• [Task]
Rewrite every line of the items below as a two-column Markdown table, with columns named "Row" (the line's number) and "Text" (the line itself), leaving out any blank lines.

• [Given information]
++++++++++
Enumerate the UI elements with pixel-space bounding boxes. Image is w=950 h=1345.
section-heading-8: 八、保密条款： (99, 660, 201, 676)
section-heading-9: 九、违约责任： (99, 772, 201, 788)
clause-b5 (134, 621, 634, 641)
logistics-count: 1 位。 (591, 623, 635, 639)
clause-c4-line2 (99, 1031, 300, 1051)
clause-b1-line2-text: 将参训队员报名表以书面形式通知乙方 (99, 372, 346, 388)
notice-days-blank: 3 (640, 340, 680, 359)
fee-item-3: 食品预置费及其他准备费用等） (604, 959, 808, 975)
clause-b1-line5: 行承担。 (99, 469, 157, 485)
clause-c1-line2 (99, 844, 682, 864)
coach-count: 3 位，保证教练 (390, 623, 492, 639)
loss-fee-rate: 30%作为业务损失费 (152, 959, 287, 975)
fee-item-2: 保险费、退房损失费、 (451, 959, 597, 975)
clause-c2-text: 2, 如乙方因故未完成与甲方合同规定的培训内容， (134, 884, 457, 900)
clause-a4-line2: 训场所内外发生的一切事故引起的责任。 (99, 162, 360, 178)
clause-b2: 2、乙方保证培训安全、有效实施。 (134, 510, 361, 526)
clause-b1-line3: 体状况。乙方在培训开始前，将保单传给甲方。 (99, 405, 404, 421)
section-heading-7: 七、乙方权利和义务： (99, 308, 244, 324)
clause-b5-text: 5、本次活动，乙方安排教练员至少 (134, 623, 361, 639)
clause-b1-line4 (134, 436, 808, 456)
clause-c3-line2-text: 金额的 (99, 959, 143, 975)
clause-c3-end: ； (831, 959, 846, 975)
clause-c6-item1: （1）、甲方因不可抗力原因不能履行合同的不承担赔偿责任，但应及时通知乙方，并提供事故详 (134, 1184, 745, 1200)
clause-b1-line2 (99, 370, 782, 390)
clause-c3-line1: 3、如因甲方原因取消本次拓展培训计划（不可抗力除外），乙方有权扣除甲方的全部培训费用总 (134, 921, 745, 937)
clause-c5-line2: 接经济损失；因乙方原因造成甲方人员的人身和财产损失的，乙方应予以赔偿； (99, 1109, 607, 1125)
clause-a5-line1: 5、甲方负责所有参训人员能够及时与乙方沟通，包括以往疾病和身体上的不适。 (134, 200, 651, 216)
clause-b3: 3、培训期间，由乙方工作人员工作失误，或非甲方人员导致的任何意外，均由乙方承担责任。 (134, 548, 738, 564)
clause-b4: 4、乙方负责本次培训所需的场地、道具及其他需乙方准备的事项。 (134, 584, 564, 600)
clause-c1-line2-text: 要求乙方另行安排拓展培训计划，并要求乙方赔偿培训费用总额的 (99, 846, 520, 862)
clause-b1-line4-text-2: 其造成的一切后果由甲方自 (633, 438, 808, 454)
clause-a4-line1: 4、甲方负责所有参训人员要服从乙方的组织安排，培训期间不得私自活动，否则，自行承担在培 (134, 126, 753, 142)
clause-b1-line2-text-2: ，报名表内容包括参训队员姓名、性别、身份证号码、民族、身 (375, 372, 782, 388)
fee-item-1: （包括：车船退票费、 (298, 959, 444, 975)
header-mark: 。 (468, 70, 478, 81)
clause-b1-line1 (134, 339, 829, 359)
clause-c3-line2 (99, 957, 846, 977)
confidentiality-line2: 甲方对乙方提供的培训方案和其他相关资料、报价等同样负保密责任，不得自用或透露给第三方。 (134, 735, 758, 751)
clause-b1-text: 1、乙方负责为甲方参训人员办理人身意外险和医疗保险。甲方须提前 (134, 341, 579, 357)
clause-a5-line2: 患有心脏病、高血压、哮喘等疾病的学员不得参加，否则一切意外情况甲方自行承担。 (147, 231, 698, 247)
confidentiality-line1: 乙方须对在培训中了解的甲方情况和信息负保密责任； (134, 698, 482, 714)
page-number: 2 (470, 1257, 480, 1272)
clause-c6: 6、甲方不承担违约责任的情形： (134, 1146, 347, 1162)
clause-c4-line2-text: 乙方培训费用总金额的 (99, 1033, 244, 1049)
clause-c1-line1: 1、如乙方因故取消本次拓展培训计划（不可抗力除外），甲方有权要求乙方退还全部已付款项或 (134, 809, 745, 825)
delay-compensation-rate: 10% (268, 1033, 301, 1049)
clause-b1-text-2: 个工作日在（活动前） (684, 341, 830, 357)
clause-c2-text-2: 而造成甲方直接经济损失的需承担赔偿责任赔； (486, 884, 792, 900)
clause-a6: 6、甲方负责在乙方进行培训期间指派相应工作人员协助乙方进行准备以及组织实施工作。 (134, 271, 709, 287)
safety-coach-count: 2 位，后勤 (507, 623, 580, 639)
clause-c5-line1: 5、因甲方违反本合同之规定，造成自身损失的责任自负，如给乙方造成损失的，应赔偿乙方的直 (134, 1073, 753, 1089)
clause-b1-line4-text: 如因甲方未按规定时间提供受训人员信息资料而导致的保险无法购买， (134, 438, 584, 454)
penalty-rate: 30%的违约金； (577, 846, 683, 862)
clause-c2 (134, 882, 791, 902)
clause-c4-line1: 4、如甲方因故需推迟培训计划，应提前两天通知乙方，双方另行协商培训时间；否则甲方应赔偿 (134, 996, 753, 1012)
++++++++++
• [Solution for this exercise]
| Row | Text |
|---|---|
| 1 | Enumerate the UI elements with pixel-space bounding boxes. Image is w=950 h=1345. |
| 2 | section-heading-8: 八、保密条款： (99, 660, 201, 676) |
| 3 | section-heading-9: 九、违约责任： (99, 772, 201, 788) |
| 4 | clause-b5 (134, 621, 634, 641) |
| 5 | logistics-count: 1 位。 (591, 623, 635, 639) |
| 6 | clause-c4-line2 (99, 1031, 300, 1051) |
| 7 | clause-b1-line2-text: 将参训队员报名表以书面形式通知乙方 (99, 372, 346, 388) |
| 8 | notice-days-blank: 3 (640, 340, 680, 359) |
| 9 | fee-item-3: 食品预置费及其他准备费用等） (604, 959, 808, 975) |
| 10 | clause-b1-line5: 行承担。 (99, 469, 157, 485) |
| 11 | clause-c1-line2 (99, 844, 682, 864) |
| 12 | coach-count: 3 位，保证教练 (390, 623, 492, 639) |
| 13 | loss-fee-rate: 30%作为业务损失费 (152, 959, 287, 975) |
| 14 | fee-item-2: 保险费、退房损失费、 (451, 959, 597, 975) |
| 15 | clause-c2-text: 2, 如乙方因故未完成与甲方合同规定的培训内容， (134, 884, 457, 900) |
| 16 | clause-a4-line2: 训场所内外发生的一切事故引起的责任。 (99, 162, 360, 178) |
| 17 | clause-b2: 2、乙方保证培训安全、有效实施。 (134, 510, 361, 526) |
| 18 | clause-b1-line3: 体状况。乙方在培训开始前，将保单传给甲方。 (99, 405, 404, 421) |
| 19 | section-heading-7: 七、乙方权利和义务： (99, 308, 244, 324) |
| 20 | clause-b5-text: 5、本次活动，乙方安排教练员至少 (134, 623, 361, 639) |
| 21 | clause-b1-line4 (134, 436, 808, 456) |
| 22 | clause-c3-line2-text: 金额的 (99, 959, 143, 975) |
| 23 | clause-c3-end: ； (831, 959, 846, 975) |
| 24 | clause-c6-item1: （1）、甲方因不可抗力原因不能履行合同的不承担赔偿责任，但应及时通知乙方，并提供事故详 (134, 1184, 745, 1200) |
| 25 | clause-b1-line2 (99, 370, 782, 390) |
| 26 | clause-c3-line1: 3、如因甲方原因取消本次拓展培训计划（不可抗力除外），乙方有权扣除甲方的全部培训费用总 (134, 921, 745, 937) |
| 27 | clause-c5-line2: 接经济损失；因乙方原因造成甲方人员的人身和财产损失的，乙方应予以赔偿； (99, 1109, 607, 1125) |
| 28 | clause-a5-line1: 5、甲方负责所有参训人员能够及时与乙方沟通，包括以往疾病和身体上的不适。 (134, 200, 651, 216) |
| 29 | clause-b3: 3、培训期间，由乙方工作人员工作失误，或非甲方人员导致的任何意外，均由乙方承担责任。 (134, 548, 738, 564) |
| 30 | clause-b4: 4、乙方负责本次培训所需的场地、道具及其他需乙方准备的事项。 (134, 584, 564, 600) |
| 31 | clause-c1-line2-text: 要求乙方另行安排拓展培训计划，并要求乙方赔偿培训费用总额的 (99, 846, 520, 862) |
| 32 | clause-b1-line4-text-2: 其造成的一切后果由甲方自 (633, 438, 808, 454) |
| 33 | clause-a4-line1: 4、甲方负责所有参训人员要服从乙方的组织安排，培训期间不得私自活动，否则，自行承担在培 (134, 126, 753, 142) |
| 34 | clause-b1-line2-text-2: ，报名表内容包括参训队员姓名、性别、身份证号码、民族、身 (375, 372, 782, 388) |
| 35 | fee-item-1: （包括：车船退票费、 (298, 959, 444, 975) |
| 36 | header-mark: 。 (468, 70, 478, 81) |
| 37 | clause-b1-line1 (134, 339, 829, 359) |
| 38 | clause-c3-line2 (99, 957, 846, 977) |
| 39 | confidentiality-line2: 甲方对乙方提供的培训方案和其他相关资料、报价等同样负保密责任，不得自用或透露给第三方。 (134, 735, 758, 751) |
| 40 | clause-b1-text: 1、乙方负责为甲方参训人员办理人身意外险和医疗保险。甲方须提前 (134, 341, 579, 357) |
| 41 | clause-a5-line2: 患有心脏病、高血压、哮喘等疾病的学员不得参加，否则一切意外情况甲方自行承担。 (147, 231, 698, 247) |
| 42 | confidentiality-line1: 乙方须对在培训中了解的甲方情况和信息负保密责任； (134, 698, 482, 714) |
| 43 | page-number: 2 (470, 1257, 480, 1272) |
| 44 | clause-c6: 6、甲方不承担违约责任的情形： (134, 1146, 347, 1162) |
| 45 | clause-c4-line2-text: 乙方培训费用总金额的 (99, 1033, 244, 1049) |
| 46 | clause-c1-line1: 1、如乙方因故取消本次拓展培训计划（不可抗力除外），甲方有权要求乙方退还全部已付款项或 (134, 809, 745, 825) |
| 47 | delay-compensation-rate: 10% (268, 1033, 301, 1049) |
| 48 | clause-b1-text-2: 个工作日在（活动前） (684, 341, 830, 357) |
| 49 | clause-c2-text-2: 而造成甲方直接经济损失的需承担赔偿责任赔； (486, 884, 792, 900) |
| 50 | clause-a6: 6、甲方负责在乙方进行培训期间指派相应工作人员协助乙方进行准备以及组织实施工作。 (134, 271, 709, 287) |
| 51 | safety-coach-count: 2 位，后勤 (507, 623, 580, 639) |
| 52 | clause-c5-line1: 5、因甲方违反本合同之规定，造成自身损失的责任自负，如给乙方造成损失的，应赔偿乙方的直 (134, 1073, 753, 1089) |
| 53 | clause-b1-line4-text: 如因甲方未按规定时间提供受训人员信息资料而导致的保险无法购买， (134, 438, 584, 454) |
| 54 | penalty-rate: 30%的违约金； (577, 846, 683, 862) |
| 55 | clause-c2 (134, 882, 791, 902) |
| 56 | clause-c4-line1: 4、如甲方因故需推迟培训计划，应提前两天通知乙方，双方另行协商培训时间；否则甲方应赔偿 (134, 996, 753, 1012) |